===== RECORD LIST

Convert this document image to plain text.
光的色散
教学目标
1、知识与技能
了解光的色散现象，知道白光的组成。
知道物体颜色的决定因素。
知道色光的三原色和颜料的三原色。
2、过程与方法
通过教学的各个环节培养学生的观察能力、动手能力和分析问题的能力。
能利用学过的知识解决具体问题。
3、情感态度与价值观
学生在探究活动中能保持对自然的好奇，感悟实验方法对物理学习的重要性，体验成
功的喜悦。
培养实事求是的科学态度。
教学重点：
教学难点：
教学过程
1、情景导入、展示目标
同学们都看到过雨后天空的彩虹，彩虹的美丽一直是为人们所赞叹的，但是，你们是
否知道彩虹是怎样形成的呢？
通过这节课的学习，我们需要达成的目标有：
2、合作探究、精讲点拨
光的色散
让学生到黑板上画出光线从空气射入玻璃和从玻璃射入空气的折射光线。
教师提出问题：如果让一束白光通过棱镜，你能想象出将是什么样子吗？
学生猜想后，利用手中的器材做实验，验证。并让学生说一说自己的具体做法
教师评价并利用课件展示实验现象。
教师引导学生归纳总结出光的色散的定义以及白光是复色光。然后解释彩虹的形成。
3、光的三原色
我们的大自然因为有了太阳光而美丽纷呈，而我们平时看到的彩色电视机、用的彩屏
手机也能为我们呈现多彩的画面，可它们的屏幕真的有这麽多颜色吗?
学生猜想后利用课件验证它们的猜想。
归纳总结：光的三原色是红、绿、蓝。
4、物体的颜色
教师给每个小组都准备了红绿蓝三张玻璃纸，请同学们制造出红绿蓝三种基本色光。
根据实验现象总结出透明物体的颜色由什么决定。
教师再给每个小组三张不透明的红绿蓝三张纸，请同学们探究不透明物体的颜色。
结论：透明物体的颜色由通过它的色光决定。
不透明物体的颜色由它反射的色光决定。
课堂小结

==========
===== RECORD LIST

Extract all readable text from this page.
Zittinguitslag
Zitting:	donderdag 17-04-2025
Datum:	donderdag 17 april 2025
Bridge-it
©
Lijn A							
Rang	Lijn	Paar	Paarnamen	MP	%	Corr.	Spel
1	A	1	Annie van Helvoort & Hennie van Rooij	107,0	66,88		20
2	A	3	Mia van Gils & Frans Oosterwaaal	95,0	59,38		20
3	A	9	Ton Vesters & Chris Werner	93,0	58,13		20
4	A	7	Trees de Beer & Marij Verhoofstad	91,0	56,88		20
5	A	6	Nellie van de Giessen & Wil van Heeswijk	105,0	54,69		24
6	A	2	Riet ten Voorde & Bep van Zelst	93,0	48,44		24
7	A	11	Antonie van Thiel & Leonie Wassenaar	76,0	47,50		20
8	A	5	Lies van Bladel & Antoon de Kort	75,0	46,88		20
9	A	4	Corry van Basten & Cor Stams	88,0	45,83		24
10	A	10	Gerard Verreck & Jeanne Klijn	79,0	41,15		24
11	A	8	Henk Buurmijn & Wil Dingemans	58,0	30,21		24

==========
===== RECORD LIST

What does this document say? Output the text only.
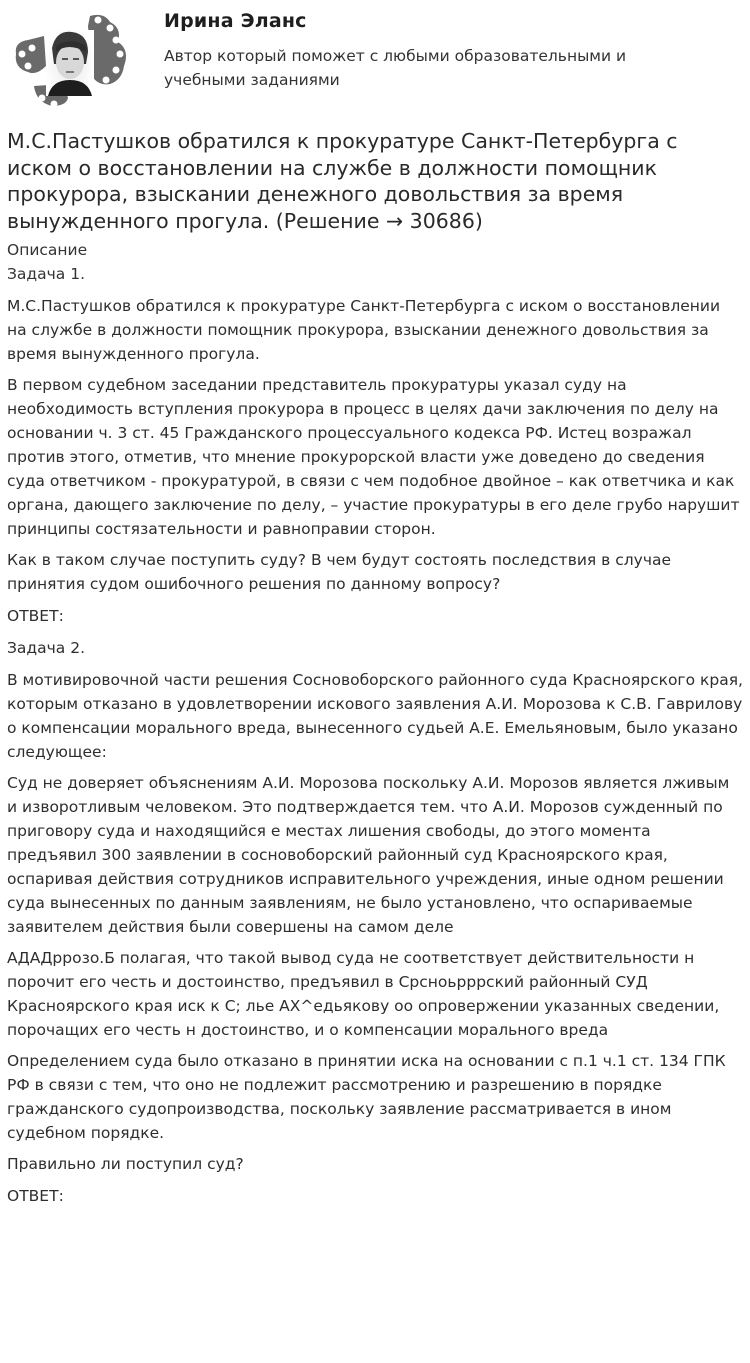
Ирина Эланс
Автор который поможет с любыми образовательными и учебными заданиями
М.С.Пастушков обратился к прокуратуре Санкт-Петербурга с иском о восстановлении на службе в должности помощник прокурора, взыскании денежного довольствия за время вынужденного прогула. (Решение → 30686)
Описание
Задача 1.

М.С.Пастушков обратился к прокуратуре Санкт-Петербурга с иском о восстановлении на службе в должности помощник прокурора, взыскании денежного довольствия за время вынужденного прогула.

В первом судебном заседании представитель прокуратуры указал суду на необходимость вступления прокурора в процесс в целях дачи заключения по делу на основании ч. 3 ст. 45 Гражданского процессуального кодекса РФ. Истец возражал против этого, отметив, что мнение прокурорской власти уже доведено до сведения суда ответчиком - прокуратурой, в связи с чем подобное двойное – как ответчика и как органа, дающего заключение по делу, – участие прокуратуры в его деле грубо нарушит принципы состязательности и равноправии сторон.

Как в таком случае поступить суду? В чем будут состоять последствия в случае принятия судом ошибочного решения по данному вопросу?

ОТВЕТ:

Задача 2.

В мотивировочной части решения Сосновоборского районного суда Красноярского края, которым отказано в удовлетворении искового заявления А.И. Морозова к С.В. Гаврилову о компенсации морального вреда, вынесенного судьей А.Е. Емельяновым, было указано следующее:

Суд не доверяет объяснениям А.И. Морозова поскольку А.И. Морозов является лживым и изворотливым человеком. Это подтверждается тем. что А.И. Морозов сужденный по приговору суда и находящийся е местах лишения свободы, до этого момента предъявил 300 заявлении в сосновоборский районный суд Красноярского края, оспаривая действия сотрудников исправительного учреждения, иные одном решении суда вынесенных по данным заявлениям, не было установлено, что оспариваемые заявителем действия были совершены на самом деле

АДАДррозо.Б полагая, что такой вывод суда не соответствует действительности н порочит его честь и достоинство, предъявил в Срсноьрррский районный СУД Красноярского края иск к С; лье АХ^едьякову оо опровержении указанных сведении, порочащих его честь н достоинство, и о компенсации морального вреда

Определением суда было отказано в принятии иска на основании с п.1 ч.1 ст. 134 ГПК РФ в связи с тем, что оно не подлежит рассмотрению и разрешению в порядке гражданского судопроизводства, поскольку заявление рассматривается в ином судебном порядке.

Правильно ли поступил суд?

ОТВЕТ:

==========

EXERCISE OBJECTIVE:
Copy each line from the data above that includes "поскольку".

THE SOLUTION:
Суд не доверяет объяснениям А.И. Морозова поскольку А.И. Морозов является лживым и изворотливым человеком. Это подтверждается тем. что А.И. Морозов сужденный по приговору суда и находящийся е местах лишения свободы, до этого момента предъявил 300 заявлении в сосновоборский районный суд Красноярского края, оспаривая действия сотрудников исправительного учреждения, иные одном решении суда вынесенных по данным заявлениям, не было установлено, что оспариваемые заявителем действия были совершены на самом деле
Определением суда было отказано в принятии иска на основании с п.1 ч.1 ст. 134 ГПК РФ в связи с тем, что оно не подлежит рассмотрению и разрешению в порядке гражданского судопроизводства, поскольку заявление рассматривается в ином судебном порядке.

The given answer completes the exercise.